* [EXTRACTED MATERIAL]
>>>

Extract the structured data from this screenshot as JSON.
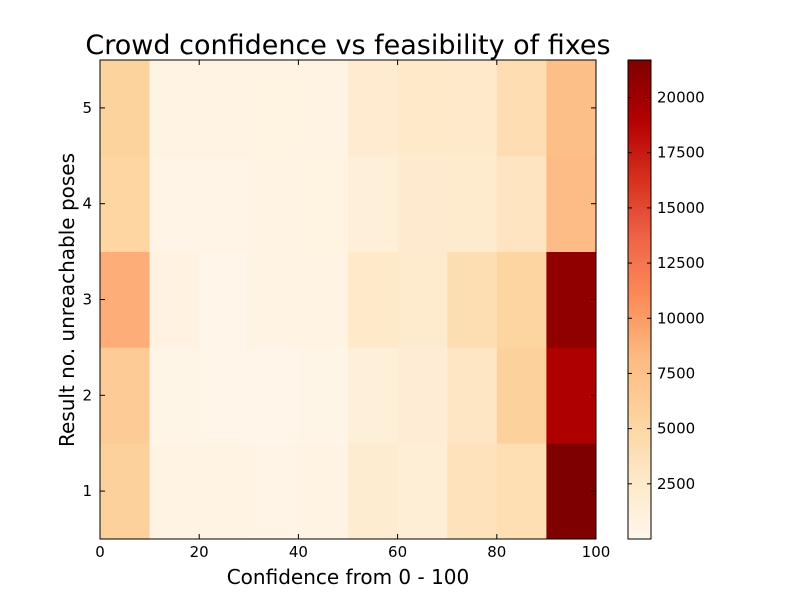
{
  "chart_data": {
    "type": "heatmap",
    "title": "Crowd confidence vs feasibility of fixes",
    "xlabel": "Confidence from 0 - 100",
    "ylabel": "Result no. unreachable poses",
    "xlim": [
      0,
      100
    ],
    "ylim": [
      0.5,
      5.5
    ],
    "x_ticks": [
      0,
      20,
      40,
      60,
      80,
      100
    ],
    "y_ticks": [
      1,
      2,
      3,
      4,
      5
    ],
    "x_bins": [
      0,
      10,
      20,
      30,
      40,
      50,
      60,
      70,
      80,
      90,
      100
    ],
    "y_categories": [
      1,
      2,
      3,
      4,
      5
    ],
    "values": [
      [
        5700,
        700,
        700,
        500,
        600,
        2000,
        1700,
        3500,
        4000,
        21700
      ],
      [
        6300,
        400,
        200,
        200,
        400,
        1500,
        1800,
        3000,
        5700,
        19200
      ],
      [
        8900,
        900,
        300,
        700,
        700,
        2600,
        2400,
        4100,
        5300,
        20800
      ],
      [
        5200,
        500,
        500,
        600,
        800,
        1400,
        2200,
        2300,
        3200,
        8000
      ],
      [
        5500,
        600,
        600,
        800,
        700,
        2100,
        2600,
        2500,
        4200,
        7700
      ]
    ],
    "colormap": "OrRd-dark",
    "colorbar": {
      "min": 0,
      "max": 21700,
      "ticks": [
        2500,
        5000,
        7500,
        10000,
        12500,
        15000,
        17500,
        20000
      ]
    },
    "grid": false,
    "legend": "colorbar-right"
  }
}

<<<

* [BRIEF]
Examine the listing and say how many of its lines contain the string "from". Give the number alone.

* [PROBLEM SOLUTION]
2